▶ _Records excerpted from a collection_
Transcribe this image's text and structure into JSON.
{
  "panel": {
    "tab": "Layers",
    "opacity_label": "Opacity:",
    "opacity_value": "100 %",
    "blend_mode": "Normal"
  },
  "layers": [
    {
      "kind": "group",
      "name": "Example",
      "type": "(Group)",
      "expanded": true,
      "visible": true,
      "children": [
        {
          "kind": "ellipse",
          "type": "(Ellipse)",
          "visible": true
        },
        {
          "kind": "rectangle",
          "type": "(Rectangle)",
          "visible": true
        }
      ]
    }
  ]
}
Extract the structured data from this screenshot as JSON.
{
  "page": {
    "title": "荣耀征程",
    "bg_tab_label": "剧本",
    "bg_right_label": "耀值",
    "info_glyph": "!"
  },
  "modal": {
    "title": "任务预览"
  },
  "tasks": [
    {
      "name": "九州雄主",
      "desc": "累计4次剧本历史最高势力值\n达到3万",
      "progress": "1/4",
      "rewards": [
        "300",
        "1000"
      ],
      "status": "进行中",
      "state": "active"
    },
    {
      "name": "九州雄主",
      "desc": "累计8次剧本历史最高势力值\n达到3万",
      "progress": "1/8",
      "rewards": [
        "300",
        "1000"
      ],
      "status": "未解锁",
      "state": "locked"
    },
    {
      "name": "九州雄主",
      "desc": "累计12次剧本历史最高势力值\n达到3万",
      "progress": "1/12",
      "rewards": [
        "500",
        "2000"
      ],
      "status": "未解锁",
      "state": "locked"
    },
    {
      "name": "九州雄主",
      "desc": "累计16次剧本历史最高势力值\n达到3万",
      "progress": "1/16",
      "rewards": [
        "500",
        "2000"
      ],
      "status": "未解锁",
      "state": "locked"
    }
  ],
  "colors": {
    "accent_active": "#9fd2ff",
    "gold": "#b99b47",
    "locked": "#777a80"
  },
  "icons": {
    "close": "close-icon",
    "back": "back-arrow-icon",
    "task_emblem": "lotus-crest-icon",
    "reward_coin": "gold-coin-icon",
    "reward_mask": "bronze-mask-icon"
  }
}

==

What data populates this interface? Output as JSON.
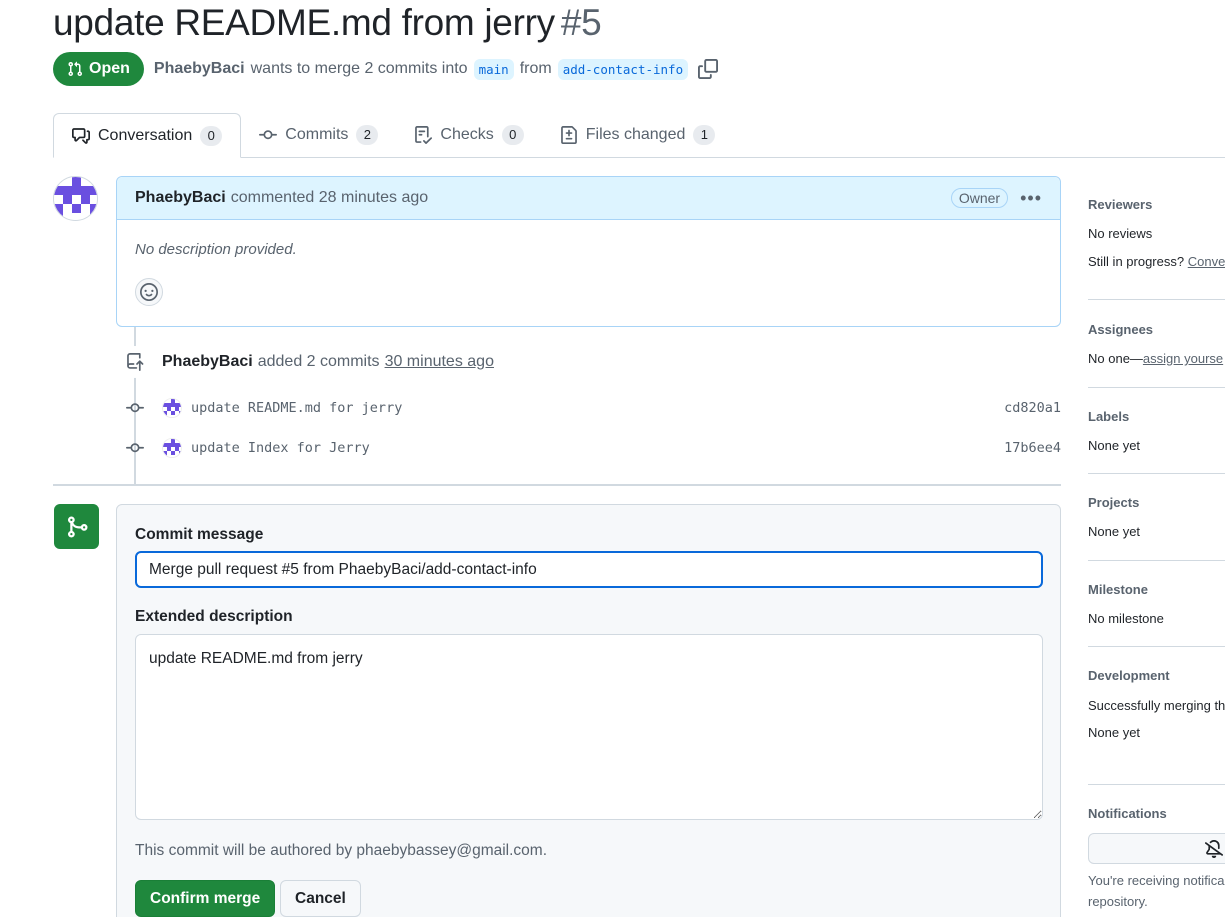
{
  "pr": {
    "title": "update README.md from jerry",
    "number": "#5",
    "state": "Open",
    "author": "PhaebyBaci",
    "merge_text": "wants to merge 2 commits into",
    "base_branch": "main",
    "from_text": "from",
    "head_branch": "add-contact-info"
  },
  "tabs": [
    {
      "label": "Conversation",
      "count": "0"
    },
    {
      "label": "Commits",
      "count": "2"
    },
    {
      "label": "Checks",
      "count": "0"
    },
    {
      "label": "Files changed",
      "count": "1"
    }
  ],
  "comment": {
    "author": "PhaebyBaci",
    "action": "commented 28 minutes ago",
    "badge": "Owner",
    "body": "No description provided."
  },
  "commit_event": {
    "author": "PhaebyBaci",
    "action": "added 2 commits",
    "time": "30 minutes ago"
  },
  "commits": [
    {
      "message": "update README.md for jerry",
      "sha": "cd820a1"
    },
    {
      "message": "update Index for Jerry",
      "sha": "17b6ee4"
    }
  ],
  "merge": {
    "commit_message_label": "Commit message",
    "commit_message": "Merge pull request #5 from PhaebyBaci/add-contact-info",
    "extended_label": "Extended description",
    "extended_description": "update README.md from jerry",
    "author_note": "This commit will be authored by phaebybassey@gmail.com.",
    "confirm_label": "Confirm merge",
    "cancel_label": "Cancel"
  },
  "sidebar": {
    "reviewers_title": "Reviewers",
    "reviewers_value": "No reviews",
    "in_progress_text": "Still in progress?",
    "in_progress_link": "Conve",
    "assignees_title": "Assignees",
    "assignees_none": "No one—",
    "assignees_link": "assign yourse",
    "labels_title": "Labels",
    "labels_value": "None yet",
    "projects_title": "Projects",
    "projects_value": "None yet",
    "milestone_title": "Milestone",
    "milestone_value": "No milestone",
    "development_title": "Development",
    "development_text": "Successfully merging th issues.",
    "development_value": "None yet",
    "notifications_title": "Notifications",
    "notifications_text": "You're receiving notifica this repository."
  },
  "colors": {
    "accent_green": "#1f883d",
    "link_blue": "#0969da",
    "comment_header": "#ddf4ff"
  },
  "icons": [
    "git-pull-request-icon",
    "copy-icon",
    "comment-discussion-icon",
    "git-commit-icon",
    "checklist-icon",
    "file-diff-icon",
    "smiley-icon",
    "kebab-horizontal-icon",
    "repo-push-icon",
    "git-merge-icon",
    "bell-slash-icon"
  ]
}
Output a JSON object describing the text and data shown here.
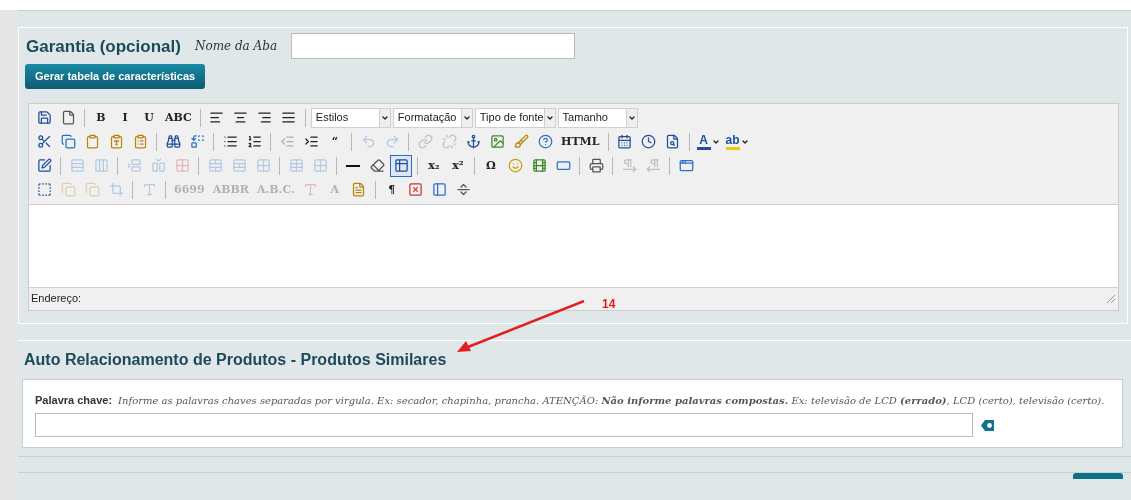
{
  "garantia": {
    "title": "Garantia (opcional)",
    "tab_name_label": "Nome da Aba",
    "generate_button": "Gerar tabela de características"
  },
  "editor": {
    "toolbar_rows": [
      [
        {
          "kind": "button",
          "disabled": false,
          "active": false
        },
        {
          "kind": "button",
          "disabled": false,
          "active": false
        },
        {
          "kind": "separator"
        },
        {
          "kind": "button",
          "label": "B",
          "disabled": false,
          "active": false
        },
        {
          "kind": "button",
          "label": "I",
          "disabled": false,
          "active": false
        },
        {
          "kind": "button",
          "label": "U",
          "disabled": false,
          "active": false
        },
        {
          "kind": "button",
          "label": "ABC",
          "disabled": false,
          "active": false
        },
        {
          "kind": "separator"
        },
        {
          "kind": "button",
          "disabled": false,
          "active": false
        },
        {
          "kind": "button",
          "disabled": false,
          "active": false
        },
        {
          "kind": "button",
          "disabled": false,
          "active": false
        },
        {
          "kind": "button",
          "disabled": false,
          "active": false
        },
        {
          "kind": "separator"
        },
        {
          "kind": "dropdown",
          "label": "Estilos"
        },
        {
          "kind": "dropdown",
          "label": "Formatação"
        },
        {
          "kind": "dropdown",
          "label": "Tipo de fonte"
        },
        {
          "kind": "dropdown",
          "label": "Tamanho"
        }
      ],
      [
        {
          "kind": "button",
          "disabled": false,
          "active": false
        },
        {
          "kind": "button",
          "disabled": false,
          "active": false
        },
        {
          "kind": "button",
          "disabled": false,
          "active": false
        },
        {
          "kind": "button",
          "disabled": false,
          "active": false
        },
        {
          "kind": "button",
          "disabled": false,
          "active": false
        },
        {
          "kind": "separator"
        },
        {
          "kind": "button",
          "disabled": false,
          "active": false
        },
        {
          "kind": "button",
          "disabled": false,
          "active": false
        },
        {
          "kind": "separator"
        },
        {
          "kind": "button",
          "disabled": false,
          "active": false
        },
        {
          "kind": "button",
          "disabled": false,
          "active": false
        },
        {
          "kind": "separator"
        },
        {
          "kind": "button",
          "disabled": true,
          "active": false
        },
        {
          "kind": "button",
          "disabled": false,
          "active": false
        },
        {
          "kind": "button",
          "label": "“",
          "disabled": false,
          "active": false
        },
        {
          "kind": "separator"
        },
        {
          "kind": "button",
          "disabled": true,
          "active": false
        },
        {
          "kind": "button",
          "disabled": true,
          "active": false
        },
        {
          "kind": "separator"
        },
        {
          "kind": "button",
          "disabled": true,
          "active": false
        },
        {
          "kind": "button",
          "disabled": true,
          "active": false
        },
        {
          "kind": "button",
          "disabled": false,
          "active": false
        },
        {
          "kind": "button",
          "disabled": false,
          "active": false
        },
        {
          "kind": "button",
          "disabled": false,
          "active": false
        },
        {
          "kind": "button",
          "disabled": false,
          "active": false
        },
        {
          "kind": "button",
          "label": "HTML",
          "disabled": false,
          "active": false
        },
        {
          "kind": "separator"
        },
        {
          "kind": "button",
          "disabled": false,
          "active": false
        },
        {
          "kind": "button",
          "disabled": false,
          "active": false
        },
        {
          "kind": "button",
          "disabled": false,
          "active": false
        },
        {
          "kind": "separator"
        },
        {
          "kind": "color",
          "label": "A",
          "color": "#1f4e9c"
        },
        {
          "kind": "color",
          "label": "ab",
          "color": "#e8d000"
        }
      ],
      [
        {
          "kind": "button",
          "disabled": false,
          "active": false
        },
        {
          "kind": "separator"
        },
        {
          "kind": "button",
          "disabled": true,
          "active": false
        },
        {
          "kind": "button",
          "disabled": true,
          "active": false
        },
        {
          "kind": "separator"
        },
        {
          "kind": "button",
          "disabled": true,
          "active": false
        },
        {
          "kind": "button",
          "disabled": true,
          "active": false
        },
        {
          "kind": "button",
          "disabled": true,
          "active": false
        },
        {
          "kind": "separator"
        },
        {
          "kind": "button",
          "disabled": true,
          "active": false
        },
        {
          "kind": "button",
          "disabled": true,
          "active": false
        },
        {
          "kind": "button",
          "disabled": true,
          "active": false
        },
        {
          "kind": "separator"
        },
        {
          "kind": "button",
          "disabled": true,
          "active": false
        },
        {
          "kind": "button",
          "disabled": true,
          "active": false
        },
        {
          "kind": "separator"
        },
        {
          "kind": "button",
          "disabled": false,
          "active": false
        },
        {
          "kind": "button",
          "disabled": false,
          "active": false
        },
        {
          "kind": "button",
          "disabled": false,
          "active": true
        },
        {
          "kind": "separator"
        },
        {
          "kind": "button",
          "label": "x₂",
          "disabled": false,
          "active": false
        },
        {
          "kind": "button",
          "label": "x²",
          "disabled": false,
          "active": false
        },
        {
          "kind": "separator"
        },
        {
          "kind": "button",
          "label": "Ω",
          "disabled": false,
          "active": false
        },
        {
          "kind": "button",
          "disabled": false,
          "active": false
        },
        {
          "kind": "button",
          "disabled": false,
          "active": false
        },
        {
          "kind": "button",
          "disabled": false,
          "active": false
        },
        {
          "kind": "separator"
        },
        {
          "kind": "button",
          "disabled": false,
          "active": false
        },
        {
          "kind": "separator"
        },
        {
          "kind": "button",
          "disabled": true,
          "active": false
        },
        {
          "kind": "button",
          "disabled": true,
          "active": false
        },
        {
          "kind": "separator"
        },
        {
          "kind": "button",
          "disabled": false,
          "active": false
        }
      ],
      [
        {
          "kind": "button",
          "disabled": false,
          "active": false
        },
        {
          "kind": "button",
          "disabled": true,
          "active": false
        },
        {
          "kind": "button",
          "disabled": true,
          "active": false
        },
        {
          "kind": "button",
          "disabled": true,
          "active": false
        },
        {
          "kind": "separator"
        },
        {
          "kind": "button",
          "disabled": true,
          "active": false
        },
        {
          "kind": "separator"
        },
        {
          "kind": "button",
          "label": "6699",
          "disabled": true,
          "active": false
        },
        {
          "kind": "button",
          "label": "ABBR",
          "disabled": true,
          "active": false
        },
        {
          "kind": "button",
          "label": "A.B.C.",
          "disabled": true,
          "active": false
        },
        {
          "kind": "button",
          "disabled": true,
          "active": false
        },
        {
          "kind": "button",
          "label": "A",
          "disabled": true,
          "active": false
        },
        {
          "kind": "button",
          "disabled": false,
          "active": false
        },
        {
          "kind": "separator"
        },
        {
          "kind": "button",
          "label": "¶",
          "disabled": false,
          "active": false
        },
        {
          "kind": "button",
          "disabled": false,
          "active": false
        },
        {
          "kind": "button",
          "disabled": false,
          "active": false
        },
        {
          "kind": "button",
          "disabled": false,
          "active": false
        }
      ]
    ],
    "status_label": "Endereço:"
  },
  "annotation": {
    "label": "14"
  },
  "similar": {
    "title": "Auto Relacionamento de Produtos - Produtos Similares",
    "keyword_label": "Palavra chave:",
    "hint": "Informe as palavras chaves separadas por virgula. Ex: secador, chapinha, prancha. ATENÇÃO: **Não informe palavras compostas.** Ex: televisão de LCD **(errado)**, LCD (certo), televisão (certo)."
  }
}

▶ _What is required_
State the number of lines in the data that include the string "into", and add nothing else.

▶ _In response_
2